TO BE DONE> Set down each record exactly as written.
··········
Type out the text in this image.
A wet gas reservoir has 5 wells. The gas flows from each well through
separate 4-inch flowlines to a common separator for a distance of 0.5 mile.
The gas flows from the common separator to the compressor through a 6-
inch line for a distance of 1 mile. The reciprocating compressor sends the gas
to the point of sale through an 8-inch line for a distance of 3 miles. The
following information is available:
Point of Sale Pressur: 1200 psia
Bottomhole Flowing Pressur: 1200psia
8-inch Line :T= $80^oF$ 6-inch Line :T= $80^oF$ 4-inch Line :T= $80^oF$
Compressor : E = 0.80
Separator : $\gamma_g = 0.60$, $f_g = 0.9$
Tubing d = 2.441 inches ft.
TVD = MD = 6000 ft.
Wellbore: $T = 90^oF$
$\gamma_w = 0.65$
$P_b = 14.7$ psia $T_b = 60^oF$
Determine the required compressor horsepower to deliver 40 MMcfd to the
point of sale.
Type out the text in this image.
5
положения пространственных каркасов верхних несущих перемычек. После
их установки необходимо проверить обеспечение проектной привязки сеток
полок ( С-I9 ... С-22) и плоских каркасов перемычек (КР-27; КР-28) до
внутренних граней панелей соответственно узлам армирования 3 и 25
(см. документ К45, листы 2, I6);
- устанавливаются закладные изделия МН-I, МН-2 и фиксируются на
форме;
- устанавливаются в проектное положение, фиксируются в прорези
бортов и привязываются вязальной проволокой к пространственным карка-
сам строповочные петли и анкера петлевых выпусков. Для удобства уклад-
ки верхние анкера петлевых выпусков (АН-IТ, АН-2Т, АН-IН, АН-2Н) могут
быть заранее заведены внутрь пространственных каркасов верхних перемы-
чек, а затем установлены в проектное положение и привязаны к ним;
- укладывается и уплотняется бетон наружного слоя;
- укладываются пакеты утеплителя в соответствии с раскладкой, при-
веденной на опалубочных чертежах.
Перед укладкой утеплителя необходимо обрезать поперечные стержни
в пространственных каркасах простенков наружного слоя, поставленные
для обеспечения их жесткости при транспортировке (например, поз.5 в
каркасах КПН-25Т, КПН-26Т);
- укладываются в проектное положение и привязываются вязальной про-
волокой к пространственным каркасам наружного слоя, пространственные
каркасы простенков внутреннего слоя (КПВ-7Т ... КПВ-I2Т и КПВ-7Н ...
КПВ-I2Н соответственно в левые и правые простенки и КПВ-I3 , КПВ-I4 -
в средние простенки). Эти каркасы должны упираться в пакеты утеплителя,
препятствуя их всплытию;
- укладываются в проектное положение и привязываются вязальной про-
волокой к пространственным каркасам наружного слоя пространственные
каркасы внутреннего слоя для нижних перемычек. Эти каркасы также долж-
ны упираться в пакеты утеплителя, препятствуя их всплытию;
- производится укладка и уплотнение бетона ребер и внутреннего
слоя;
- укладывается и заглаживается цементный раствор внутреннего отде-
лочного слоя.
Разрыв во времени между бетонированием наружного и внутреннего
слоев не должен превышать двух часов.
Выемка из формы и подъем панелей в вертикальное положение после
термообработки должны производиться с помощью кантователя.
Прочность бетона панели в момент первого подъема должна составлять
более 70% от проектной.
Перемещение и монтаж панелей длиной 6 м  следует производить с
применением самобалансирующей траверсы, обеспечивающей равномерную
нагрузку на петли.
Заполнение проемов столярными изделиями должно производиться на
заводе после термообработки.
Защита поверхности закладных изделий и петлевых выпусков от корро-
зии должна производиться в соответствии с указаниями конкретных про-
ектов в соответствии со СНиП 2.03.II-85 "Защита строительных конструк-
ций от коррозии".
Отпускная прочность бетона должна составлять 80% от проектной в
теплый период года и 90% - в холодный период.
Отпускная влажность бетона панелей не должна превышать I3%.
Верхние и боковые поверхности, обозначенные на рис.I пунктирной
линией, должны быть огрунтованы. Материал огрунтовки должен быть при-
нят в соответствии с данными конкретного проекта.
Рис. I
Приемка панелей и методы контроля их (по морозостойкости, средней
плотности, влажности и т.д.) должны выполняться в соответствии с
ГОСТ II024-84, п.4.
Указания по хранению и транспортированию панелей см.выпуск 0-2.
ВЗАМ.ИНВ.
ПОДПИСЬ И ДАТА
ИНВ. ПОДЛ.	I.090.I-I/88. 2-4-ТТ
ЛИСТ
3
··········
EXERCISE OUTPUT>
Type out the text in this image.
A wet gas reservoir has 5 wells. The gas flows from each well through
separate 4-inch flowlines to a common separator for a distance of 0.5 mile.
The gas flows from the common separator to the compressor through a 6-
inch line for a distance of 1 mile. The reciprocating compressor sends the gas
to the point of sale through an 8-inch line for a distance of 3 miles. The
following information is available:
Point of Sale Pressur: 1200 psia
Bottomhole Flowing Pressur: 1200psia
8-inch Line :T= $80^oF$ 6-inch Line :T= $80^oF$ 4-inch Line :T= $80^oF$
Compressor : E = 0.80
Separator : $\gamma_g = 0.60$, $f_g = 0.9$
Tubing d = 2.441 inches ft.
TVD = MD = 6000 ft.
Wellbore: $T = 90^oF$
$\gamma_w = 0.65$
$P_b = 14.7$ psia $T_b = 60^oF$
Determine the required compressor horsepower to deliver 40 MMcfd to the
point of sale.
Type out the text in this image.
5
положения пространственных каркасов верхних несущих перемычек. После
их установки необходимо проверить обеспечение проектной привязки сеток
полок ( С-I9 ... С-22) и плоских каркасов перемычек (КР-27; КР-28) до
внутренних граней панелей соответственно узлам армирования 3 и 25
(см. документ К45, листы 2, I6);
- устанавливаются закладные изделия МН-I, МН-2 и фиксируются на
форме;
- устанавливаются в проектное положение, фиксируются в прорези
бортов и привязываются вязальной проволокой к пространственным карка-
сам строповочные петли и анкера петлевых выпусков. Для удобства уклад-
ки верхние анкера петлевых выпусков (АН-IТ, АН-2Т, АН-IН, АН-2Н) могут
быть заранее заведены внутрь пространственных каркасов верхних перемы-
чек, а затем установлены в проектное положение и привязаны к ним;
- укладывается и уплотняется бетон наружного слоя;
- укладываются пакеты утеплителя в соответствии с раскладкой, при-
веденной на опалубочных чертежах.
Перед укладкой утеплителя необходимо обрезать поперечные стержни
в пространственных каркасах простенков наружного слоя, поставленные
для обеспечения их жесткости при транспортировке (например, поз.5 в
каркасах КПН-25Т, КПН-26Т);
- укладываются в проектное положение и привязываются вязальной про-
волокой к пространственным каркасам наружного слоя, пространственные
каркасы простенков внутреннего слоя (КПВ-7Т ... КПВ-I2Т и КПВ-7Н ...
КПВ-I2Н соответственно в левые и правые простенки и КПВ-I3 , КПВ-I4 -
в средние простенки). Эти каркасы должны упираться в пакеты утеплителя,
препятствуя их всплытию;
- укладываются в проектное положение и привязываются вязальной про-
волокой к пространственным каркасам наружного слоя пространственные
каркасы внутреннего слоя для нижних перемычек. Эти каркасы также долж-
ны упираться в пакеты утеплителя, препятствуя их всплытию;
- производится укладка и уплотнение бетона ребер и внутреннего
слоя;
- укладывается и заглаживается цементный раствор внутреннего отде-
лочного слоя.
Разрыв во времени между бетонированием наружного и внутреннего
слоев не должен превышать двух часов.
Выемка из формы и подъем панелей в вертикальное положение после
термообработки должны производиться с помощью кантователя.
Прочность бетона панели в момент первого подъема должна составлять
более 70% от проектной.
Перемещение и монтаж панелей длиной 6 м  следует производить с
применением самобалансирующей траверсы, обеспечивающей равномерную
нагрузку на петли.
Заполнение проемов столярными изделиями должно производиться на
заводе после термообработки.
Защита поверхности закладных изделий и петлевых выпусков от корро-
зии должна производиться в соответствии с указаниями конкретных про-
ектов в соответствии со СНиП 2.03.II-85 "Защита строительных конструк-
ций от коррозии".
Отпускная прочность бетона должна составлять 80% от проектной в
теплый период года и 90% - в холодный период.
Отпускная влажность бетона панелей не должна превышать I3%.
Верхние и боковые поверхности, обозначенные на рис.I пунктирной
линией, должны быть огрунтованы. Материал огрунтовки должен быть при-
нят в соответствии с данными конкретного проекта.
Рис. I
Приемка панелей и методы контроля их (по морозостойкости, средней
плотности, влажности и т.д.) должны выполняться в соответствии с
ГОСТ II024-84, п.4.
Указания по хранению и транспортированию панелей см.выпуск 0-2.
ВЗАМ.ИНВ.
ПОДПИСЬ И ДАТА
ИНВ. ПОДЛ.	I.090.I-I/88. 2-4-ТТ
ЛИСТ
3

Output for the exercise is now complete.